Data items

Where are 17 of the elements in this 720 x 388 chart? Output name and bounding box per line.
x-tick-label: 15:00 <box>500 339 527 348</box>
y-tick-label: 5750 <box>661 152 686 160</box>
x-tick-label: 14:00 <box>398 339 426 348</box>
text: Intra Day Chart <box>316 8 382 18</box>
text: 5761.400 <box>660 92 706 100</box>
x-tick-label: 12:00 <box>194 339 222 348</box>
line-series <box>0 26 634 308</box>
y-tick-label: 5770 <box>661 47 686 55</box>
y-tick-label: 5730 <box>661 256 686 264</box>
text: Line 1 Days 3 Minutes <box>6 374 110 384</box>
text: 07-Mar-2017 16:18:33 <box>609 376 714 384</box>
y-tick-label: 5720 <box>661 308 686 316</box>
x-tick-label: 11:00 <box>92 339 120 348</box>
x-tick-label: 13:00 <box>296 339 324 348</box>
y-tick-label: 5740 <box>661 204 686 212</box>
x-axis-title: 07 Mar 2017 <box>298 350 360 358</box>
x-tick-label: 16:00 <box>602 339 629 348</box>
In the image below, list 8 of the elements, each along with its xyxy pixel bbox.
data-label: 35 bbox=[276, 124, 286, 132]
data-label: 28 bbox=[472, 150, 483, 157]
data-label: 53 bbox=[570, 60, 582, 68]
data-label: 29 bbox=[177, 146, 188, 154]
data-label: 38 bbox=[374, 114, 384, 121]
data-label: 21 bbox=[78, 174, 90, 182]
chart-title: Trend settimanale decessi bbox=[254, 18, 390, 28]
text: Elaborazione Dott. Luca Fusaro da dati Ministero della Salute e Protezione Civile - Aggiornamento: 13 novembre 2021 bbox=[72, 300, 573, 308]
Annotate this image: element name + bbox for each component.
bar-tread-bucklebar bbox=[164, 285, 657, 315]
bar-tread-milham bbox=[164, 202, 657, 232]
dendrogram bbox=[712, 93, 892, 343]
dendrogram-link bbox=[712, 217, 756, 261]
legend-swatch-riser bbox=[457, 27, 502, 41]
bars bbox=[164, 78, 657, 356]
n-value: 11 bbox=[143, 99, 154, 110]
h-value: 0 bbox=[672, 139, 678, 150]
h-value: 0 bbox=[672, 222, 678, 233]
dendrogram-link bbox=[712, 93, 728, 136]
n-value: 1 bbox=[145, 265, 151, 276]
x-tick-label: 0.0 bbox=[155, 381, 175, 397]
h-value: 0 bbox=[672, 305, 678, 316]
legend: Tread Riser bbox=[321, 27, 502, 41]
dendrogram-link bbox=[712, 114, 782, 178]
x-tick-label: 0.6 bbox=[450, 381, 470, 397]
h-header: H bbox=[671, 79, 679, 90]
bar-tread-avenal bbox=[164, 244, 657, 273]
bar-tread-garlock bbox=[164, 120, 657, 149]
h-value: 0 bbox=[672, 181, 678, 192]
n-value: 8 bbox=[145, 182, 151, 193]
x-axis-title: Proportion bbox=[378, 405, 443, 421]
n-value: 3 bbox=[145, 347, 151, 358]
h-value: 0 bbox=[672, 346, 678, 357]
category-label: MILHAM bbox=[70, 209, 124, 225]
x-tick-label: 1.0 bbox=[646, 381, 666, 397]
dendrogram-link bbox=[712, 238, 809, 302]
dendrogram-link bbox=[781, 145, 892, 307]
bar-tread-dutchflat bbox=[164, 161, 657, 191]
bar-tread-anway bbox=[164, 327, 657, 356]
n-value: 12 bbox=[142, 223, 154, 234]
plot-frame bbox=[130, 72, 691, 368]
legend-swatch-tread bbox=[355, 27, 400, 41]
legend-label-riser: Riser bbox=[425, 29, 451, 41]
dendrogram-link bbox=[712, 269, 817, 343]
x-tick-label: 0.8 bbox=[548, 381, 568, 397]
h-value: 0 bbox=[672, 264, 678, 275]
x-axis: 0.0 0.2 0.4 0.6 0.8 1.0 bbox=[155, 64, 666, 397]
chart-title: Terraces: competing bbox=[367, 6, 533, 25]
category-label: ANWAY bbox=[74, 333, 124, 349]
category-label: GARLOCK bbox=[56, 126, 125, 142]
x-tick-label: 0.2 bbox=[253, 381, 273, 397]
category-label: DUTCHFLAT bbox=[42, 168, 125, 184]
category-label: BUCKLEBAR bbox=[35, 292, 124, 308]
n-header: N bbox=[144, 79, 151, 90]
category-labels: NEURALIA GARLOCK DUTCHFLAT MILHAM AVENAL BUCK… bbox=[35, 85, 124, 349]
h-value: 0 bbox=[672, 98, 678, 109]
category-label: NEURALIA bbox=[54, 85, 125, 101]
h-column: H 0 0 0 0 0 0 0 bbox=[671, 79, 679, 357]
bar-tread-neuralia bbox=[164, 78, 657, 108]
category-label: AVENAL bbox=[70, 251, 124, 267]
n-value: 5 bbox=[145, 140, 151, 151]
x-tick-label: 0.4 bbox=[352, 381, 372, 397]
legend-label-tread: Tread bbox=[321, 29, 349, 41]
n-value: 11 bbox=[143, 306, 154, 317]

- _Work instructions_:
Reproduce the material above word for word, from its first line through the line containing "h-value: 0 bbox=[672, 222, 678, 233]".

- _In response_:
Where are 17 of the elements in this 720 x 388 chart? Output name and bounding box per line.
x-tick-label: 15:00 <box>500 339 527 348</box>
y-tick-label: 5750 <box>661 152 686 160</box>
x-tick-label: 14:00 <box>398 339 426 348</box>
text: Intra Day Chart <box>316 8 382 18</box>
text: 5761.400 <box>660 92 706 100</box>
x-tick-label: 12:00 <box>194 339 222 348</box>
line-series <box>0 26 634 308</box>
y-tick-label: 5770 <box>661 47 686 55</box>
y-tick-label: 5730 <box>661 256 686 264</box>
text: Line 1 Days 3 Minutes <box>6 374 110 384</box>
text: 07-Mar-2017 16:18:33 <box>609 376 714 384</box>
y-tick-label: 5720 <box>661 308 686 316</box>
x-tick-label: 11:00 <box>92 339 120 348</box>
x-tick-label: 13:00 <box>296 339 324 348</box>
y-tick-label: 5740 <box>661 204 686 212</box>
x-axis-title: 07 Mar 2017 <box>298 350 360 358</box>
x-tick-label: 16:00 <box>602 339 629 348</box>
In the image below, list 8 of the elements, each along with its xyxy pixel bbox.
data-label: 35 bbox=[276, 124, 286, 132]
data-label: 28 bbox=[472, 150, 483, 157]
data-label: 53 bbox=[570, 60, 582, 68]
data-label: 29 bbox=[177, 146, 188, 154]
data-label: 38 bbox=[374, 114, 384, 121]
data-label: 21 bbox=[78, 174, 90, 182]
chart-title: Trend settimanale decessi bbox=[254, 18, 390, 28]
text: Elaborazione Dott. Luca Fusaro da dati Ministero della Salute e Protezione Civile - Aggiornamento: 13 novembre 2021 bbox=[72, 300, 573, 308]
Annotate this image: element name + bbox for each component.
bar-tread-bucklebar bbox=[164, 285, 657, 315]
bar-tread-milham bbox=[164, 202, 657, 232]
dendrogram bbox=[712, 93, 892, 343]
dendrogram-link bbox=[712, 217, 756, 261]
legend-swatch-riser bbox=[457, 27, 502, 41]
bars bbox=[164, 78, 657, 356]
n-value: 11 bbox=[143, 99, 154, 110]
h-value: 0 bbox=[672, 139, 678, 150]
h-value: 0 bbox=[672, 222, 678, 233]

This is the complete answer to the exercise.